Request: Transcribe everything in the data word for word. Pictures are left out.

Extracted information:
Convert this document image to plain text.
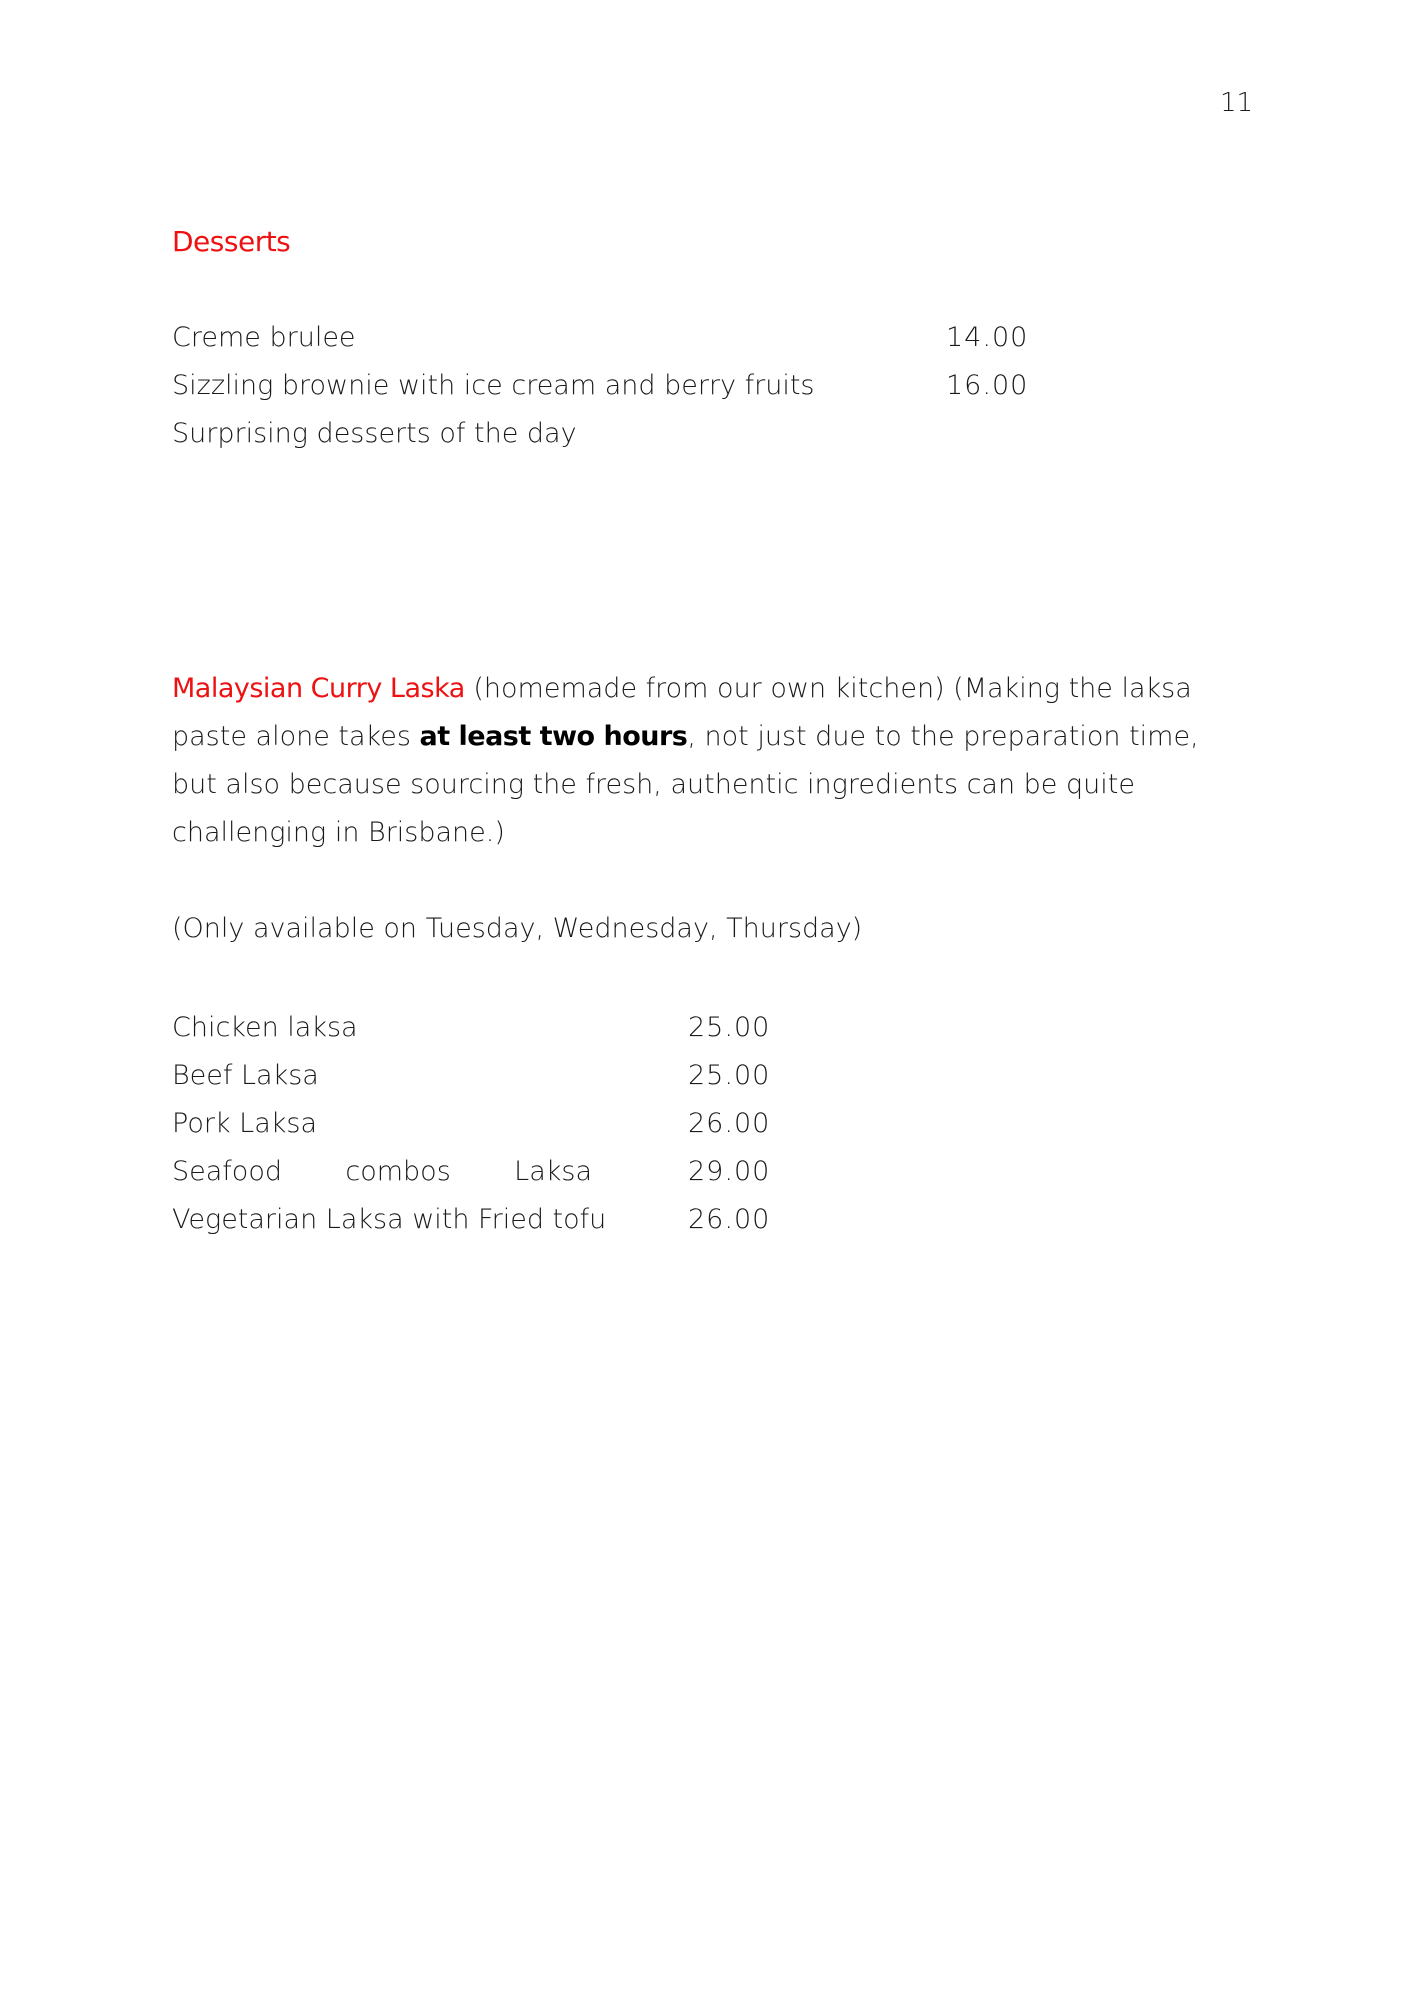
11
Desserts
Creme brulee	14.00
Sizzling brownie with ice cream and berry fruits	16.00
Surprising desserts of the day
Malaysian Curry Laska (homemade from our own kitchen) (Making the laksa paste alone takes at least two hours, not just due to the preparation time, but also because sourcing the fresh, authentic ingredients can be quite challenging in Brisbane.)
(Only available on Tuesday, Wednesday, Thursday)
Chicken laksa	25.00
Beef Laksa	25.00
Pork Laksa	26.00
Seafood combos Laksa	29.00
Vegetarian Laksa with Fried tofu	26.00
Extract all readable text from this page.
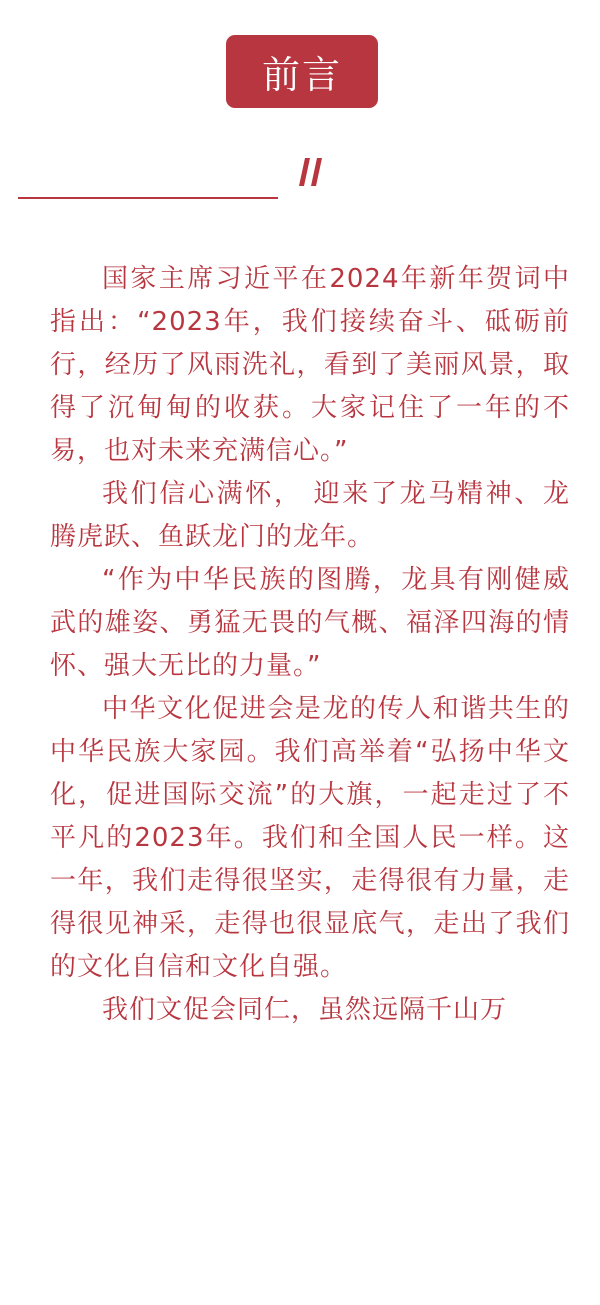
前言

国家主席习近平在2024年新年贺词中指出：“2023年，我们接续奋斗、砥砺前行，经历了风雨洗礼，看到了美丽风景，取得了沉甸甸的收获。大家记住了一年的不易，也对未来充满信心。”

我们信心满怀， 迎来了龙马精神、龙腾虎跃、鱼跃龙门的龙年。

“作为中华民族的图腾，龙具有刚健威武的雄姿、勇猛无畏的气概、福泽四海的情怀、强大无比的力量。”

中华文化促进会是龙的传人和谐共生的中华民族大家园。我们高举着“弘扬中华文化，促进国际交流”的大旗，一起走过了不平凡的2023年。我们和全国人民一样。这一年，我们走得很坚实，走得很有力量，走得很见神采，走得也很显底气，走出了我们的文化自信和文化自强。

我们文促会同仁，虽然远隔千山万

Task result:
Convert this document image to plain text.
11
Desserts
Creme brulee	14.00
Sizzling brownie with ice cream and berry fruits	16.00
Surprising desserts of the day
Malaysian Curry Laska (homemade from our own kitchen) (Making the laksa paste alone takes at least two hours, not just due to the preparation time, but also because sourcing the fresh, authentic ingredients can be quite challenging in Brisbane.)
(Only available on Tuesday, Wednesday, Thursday)
Chicken laksa	25.00
Beef Laksa	25.00
Pork Laksa	26.00
Seafood combos Laksa	29.00
Vegetarian Laksa with Fried tofu	26.00
Extract all readable text from this page.
前言

国家主席习近平在2024年新年贺词中指出：“2023年，我们接续奋斗、砥砺前行，经历了风雨洗礼，看到了美丽风景，取得了沉甸甸的收获。大家记住了一年的不易，也对未来充满信心。”

我们信心满怀， 迎来了龙马精神、龙腾虎跃、鱼跃龙门的龙年。

“作为中华民族的图腾，龙具有刚健威武的雄姿、勇猛无畏的气概、福泽四海的情怀、强大无比的力量。”

中华文化促进会是龙的传人和谐共生的中华民族大家园。我们高举着“弘扬中华文化，促进国际交流”的大旗，一起走过了不平凡的2023年。我们和全国人民一样。这一年，我们走得很坚实，走得很有力量，走得很见神采，走得也很显底气，走出了我们的文化自信和文化自强。

我们文促会同仁，虽然远隔千山万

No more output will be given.